▶ Do this
Please write out each of the entries below again, substituting "CAA" for every occurrence of "Clean Air Act" and keeping everything else the same. Leave the pictures out of your answer.

-- Start Data lines --

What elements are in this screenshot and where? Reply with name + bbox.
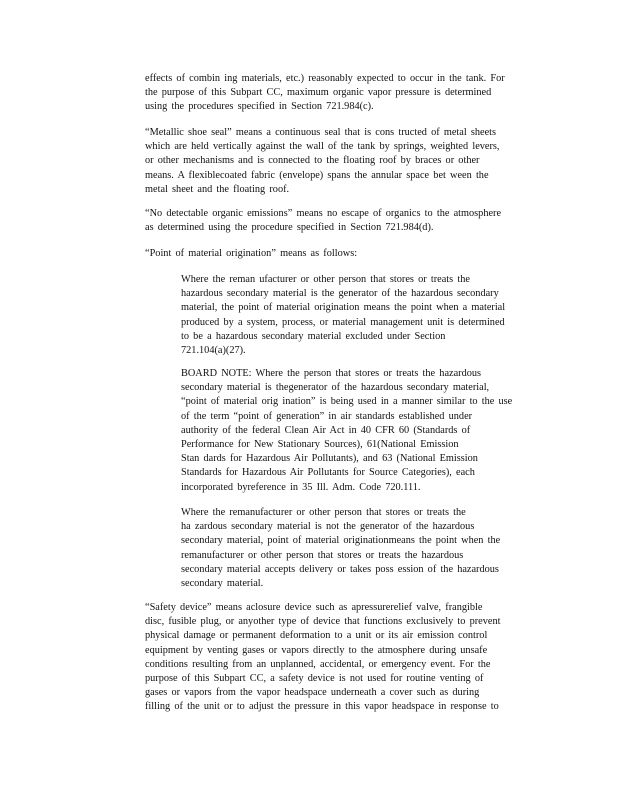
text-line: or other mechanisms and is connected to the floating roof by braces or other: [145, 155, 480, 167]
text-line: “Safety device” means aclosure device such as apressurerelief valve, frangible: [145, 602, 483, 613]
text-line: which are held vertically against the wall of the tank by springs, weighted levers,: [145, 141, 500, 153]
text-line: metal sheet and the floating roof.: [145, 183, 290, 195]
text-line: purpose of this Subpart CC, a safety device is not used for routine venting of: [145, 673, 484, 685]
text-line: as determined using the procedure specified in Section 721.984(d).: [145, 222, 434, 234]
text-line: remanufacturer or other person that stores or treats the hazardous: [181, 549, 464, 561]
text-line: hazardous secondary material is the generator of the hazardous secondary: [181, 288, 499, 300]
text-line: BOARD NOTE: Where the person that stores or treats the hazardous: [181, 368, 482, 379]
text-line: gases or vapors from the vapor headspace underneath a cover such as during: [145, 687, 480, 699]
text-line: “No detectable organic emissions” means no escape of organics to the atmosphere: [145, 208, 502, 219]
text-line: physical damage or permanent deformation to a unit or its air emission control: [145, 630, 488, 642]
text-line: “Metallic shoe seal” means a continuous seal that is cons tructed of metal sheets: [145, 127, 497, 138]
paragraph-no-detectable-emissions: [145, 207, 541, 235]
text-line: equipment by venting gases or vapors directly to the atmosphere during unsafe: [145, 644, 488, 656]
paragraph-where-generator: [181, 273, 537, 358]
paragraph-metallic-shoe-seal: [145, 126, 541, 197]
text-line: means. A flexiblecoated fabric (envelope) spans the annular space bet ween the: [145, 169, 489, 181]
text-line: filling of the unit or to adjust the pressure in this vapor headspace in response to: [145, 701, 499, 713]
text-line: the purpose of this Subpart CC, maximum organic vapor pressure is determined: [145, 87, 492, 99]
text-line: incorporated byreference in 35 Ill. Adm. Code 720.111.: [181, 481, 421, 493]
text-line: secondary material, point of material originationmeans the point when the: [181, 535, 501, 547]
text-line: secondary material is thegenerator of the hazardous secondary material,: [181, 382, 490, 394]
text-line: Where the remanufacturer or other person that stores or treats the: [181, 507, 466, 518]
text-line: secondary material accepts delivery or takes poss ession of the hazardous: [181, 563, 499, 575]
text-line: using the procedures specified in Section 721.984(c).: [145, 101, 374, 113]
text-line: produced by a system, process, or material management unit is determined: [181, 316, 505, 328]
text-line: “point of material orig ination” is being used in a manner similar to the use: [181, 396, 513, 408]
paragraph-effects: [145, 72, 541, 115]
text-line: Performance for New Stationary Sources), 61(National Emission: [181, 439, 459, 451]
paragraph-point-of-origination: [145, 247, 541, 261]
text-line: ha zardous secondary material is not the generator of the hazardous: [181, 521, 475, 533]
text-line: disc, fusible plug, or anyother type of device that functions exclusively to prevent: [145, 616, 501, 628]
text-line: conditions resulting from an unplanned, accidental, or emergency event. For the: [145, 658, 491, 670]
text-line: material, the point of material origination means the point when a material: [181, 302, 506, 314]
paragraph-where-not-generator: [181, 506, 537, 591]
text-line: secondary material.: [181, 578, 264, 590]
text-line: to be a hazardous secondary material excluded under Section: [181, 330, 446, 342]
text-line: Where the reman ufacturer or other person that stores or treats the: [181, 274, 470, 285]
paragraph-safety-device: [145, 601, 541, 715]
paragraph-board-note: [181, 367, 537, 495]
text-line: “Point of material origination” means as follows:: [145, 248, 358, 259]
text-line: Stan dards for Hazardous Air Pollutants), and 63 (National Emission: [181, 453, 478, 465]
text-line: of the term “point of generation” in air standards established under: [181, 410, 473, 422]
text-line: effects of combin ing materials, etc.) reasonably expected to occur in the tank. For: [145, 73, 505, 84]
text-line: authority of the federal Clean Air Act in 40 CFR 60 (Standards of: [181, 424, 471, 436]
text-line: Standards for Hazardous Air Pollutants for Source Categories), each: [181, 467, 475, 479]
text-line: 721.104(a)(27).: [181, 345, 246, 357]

-- End Data lines --

▶ Result of this exercise
What elements are in this screenshot and where? Reply with name + bbox.
text-line: or other mechanisms and is connected to the floating roof by braces or other: [145, 155, 480, 167]
text-line: “Safety device” means aclosure device such as apressurerelief valve, frangible: [145, 602, 483, 613]
text-line: which are held vertically against the wall of the tank by springs, weighted levers,: [145, 141, 500, 153]
text-line: metal sheet and the floating roof.: [145, 183, 290, 195]
text-line: purpose of this Subpart CC, a safety device is not used for routine venting of: [145, 673, 484, 685]
text-line: as determined using the procedure specified in Section 721.984(d).: [145, 222, 434, 234]
text-line: remanufacturer or other person that stores or treats the hazardous: [181, 549, 464, 561]
text-line: hazardous secondary material is the generator of the hazardous secondary: [181, 288, 499, 300]
text-line: BOARD NOTE: Where the person that stores or treats the hazardous: [181, 368, 482, 379]
text-line: gases or vapors from the vapor headspace underneath a cover such as during: [145, 687, 480, 699]
text-line: “No detectable organic emissions” means no escape of organics to the atmosphere: [145, 208, 502, 219]
text-line: physical damage or permanent deformation to a unit or its air emission control: [145, 630, 488, 642]
text-line: “Metallic shoe seal” means a continuous seal that is cons tructed of metal sheets: [145, 127, 497, 138]
paragraph-no-detectable-emissions: [145, 207, 541, 235]
text-line: equipment by venting gases or vapors directly to the atmosphere during unsafe: [145, 644, 488, 656]
paragraph-where-generator: [181, 273, 537, 358]
paragraph-metallic-shoe-seal: [145, 126, 541, 197]
text-line: means. A flexiblecoated fabric (envelope) spans the annular space bet ween the: [145, 169, 489, 181]
text-line: filling of the unit or to adjust the pressure in this vapor headspace in response to: [145, 701, 499, 713]
text-line: the purpose of this Subpart CC, maximum organic vapor pressure is determined: [145, 87, 492, 99]
text-line: incorporated byreference in 35 Ill. Adm. Code 720.111.: [181, 481, 421, 493]
text-line: secondary material, point of material originationmeans the point when the: [181, 535, 501, 547]
text-line: secondary material is thegenerator of the hazardous secondary material,: [181, 382, 490, 394]
text-line: Where the remanufacturer or other person that stores or treats the: [181, 507, 466, 518]
text-line: secondary material accepts delivery or takes poss ession of the hazardous: [181, 563, 499, 575]
text-line: using the procedures specified in Section 721.984(c).: [145, 101, 374, 113]
text-line: produced by a system, process, or material management unit is determined: [181, 316, 505, 328]
text-line: “point of material orig ination” is being used in a manner similar to the use: [181, 396, 513, 408]
paragraph-effects: [145, 72, 541, 115]
text-line: Performance for New Stationary Sources), 61(National Emission: [181, 439, 459, 451]
paragraph-point-of-origination: [145, 247, 541, 261]
text-line: ha zardous secondary material is not the generator of the hazardous: [181, 521, 475, 533]
text-line: disc, fusible plug, or anyother type of device that functions exclusively to prevent: [145, 616, 501, 628]
text-line: conditions resulting from an unplanned, accidental, or emergency event. For the: [145, 658, 491, 670]
text-line: material, the point of material origination means the point when a material: [181, 302, 506, 314]
paragraph-where-not-generator: [181, 506, 537, 591]
text-line: secondary material.: [181, 578, 264, 590]
text-line: to be a hazardous secondary material excluded under Section: [181, 330, 446, 342]
text-line: Where the reman ufacturer or other person that stores or treats the: [181, 274, 470, 285]
paragraph-safety-device: [145, 601, 541, 715]
paragraph-board-note: [181, 367, 537, 495]
text-line: “Point of material origination” means as follows:: [145, 248, 358, 259]
text-line: Stan dards for Hazardous Air Pollutants), and 63 (National Emission: [181, 453, 478, 465]
text-line: of the term “point of generation” in air standards established under: [181, 410, 473, 422]
text-line: effects of combin ing materials, etc.) reasonably expected to occur in the tank. For: [145, 73, 505, 84]
text-line: authority of the federal CAA in 40 CFR 60 (Standards of: [181, 424, 471, 436]
text-line: Standards for Hazardous Air Pollutants for Source Categories), each: [181, 467, 475, 479]
text-line: 721.104(a)(27).: [181, 345, 246, 357]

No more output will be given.